--- start Records ---

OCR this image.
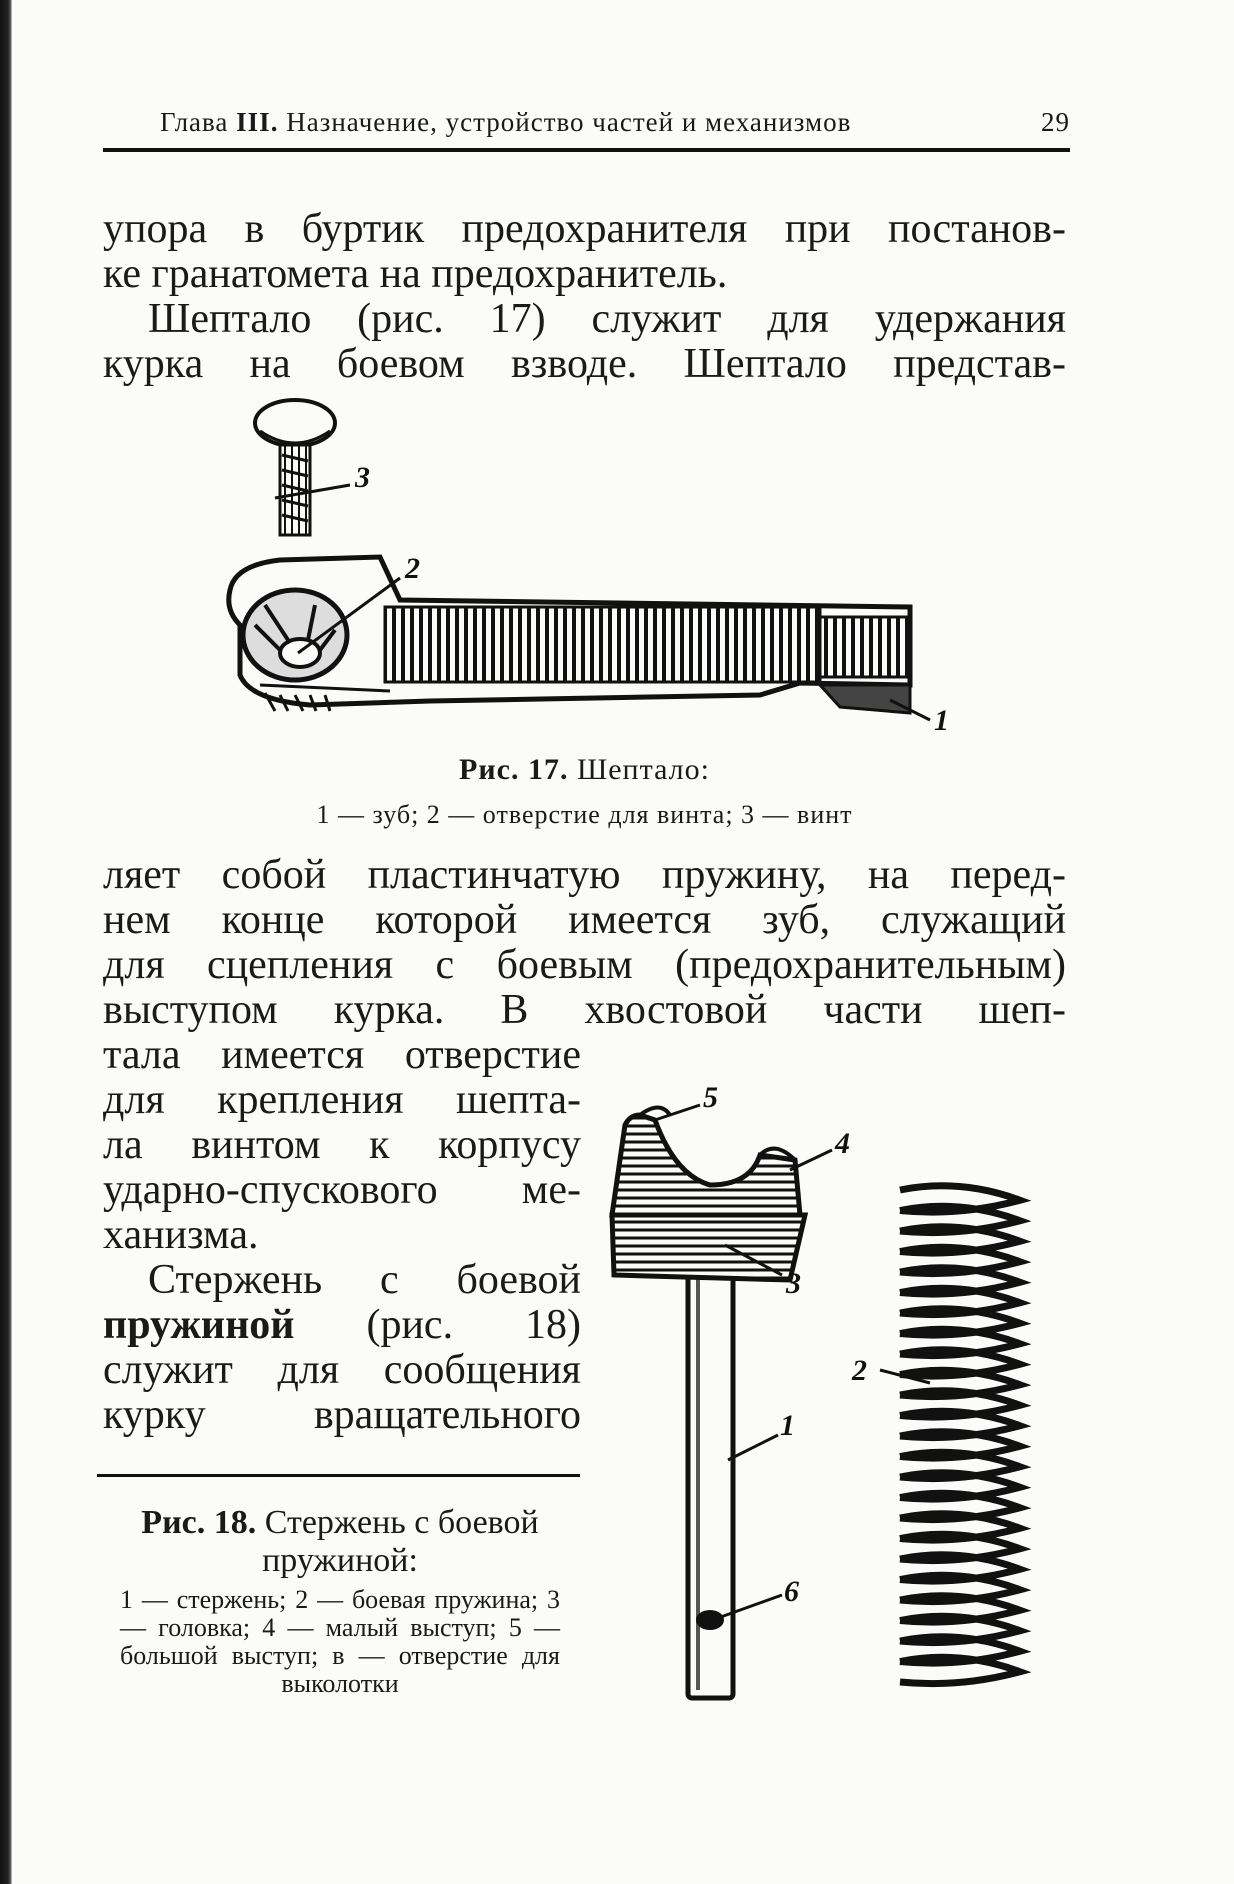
Глава III. Назначение, устройство частей и механизмов	29
упора в буртик предохранителя при постанов-
ке гранатомета на предохранитель.
Шептало (рис. 17) служит для удержания
курка на боевом взводе. Шептало представ-
3
2
1
Рис. 17. Шептало:
1 — зуб; 2 — отверстие для винта; 3 — винт
ляет собой пластинчатую пружину, на перед-
нем конце которой имеется зуб, служащий
для сцепления с боевым (предохранительным)
выступом курка. В хвостовой части шеп-
тала имеется отверстие
для крепления шепта-
ла винтом к корпусу
ударно-спускового ме-
ханизма.
Стержень с боевой
пружиной (рис. 18)
служит для сообщения
курку вращательного
Рис. 18. Стержень с боевой пружиной:
1 — стержень; 2 — боевая пружина; 3 — головка; 4 — малый выступ; 5 — большой выступ; в — отверстие для выколотки
5
4
3
1
6
2
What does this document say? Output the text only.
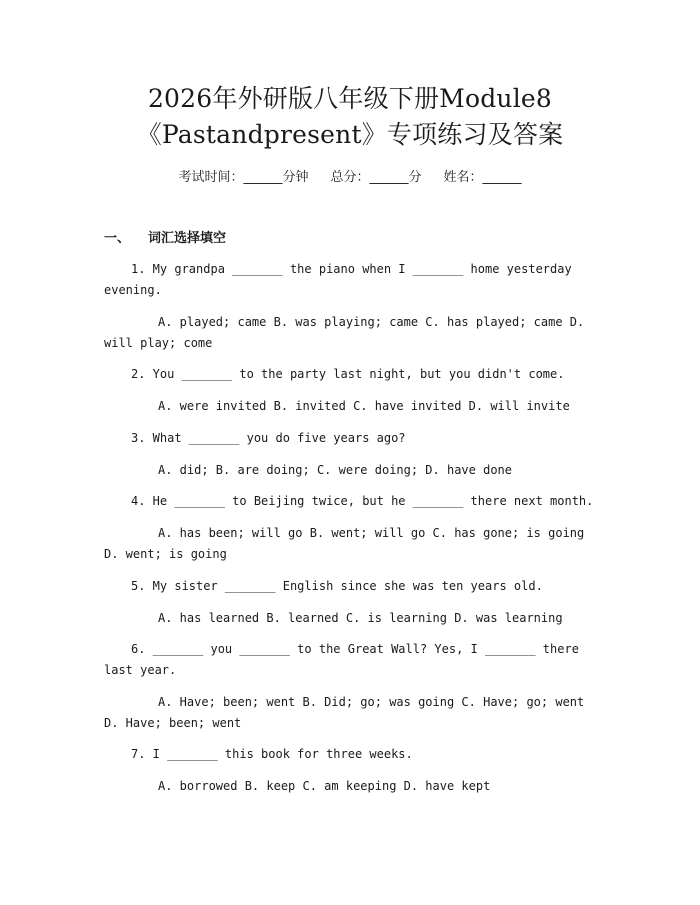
2026年外研版八年级下册Module8
《Pastandpresent》专项练习及答案
考试时间：______分钟 总分：______分 姓名：______
一、 词汇选择填空
1. My grandpa _______ the piano when I _______ home yesterday evening.
A. played; came B. was playing; came C. has played; came D. will play; come
2. You _______ to the party last night, but you didn't come.
A. were invited B. invited C. have invited D. will invite
3. What _______ you do five years ago?
A. did; B. are doing; C. were doing; D. have done
4. He _______ to Beijing twice, but he _______ there next month.
A. has been; will go B. went; will go C. has gone; is going D. went; is going
5. My sister _______ English since she was ten years old.
A. has learned B. learned C. is learning D. was learning
6. _______ you _______ to the Great Wall? Yes, I _______ there last year.
A. Have; been; went B. Did; go; was going C. Have; go; went D. Have; been; went
7. I _______ this book for three weeks.
A. borrowed B. keep C. am keeping D. have kept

--- end Records ---

Copy exactly the lines from the one containing "What does this" through the final line of the records above, both included, and leave out any pictures.

What does this document say? Output the text only.
2026年外研版八年级下册Module8
《Pastandpresent》专项练习及答案
考试时间：______分钟 总分：______分 姓名：______
一、 词汇选择填空
1. My grandpa _______ the piano when I _______ home yesterday evening.
A. played; came B. was playing; came C. has played; came D. will play; come
2. You _______ to the party last night, but you didn't come.
A. were invited B. invited C. have invited D. will invite
3. What _______ you do five years ago?
A. did; B. are doing; C. were doing; D. have done
4. He _______ to Beijing twice, but he _______ there next month.
A. has been; will go B. went; will go C. has gone; is going D. went; is going
5. My sister _______ English since she was ten years old.
A. has learned B. learned C. is learning D. was learning
6. _______ you _______ to the Great Wall? Yes, I _______ there last year.
A. Have; been; went B. Did; go; was going C. Have; go; went D. Have; been; went
7. I _______ this book for three weeks.
A. borrowed B. keep C. am keeping D. have kept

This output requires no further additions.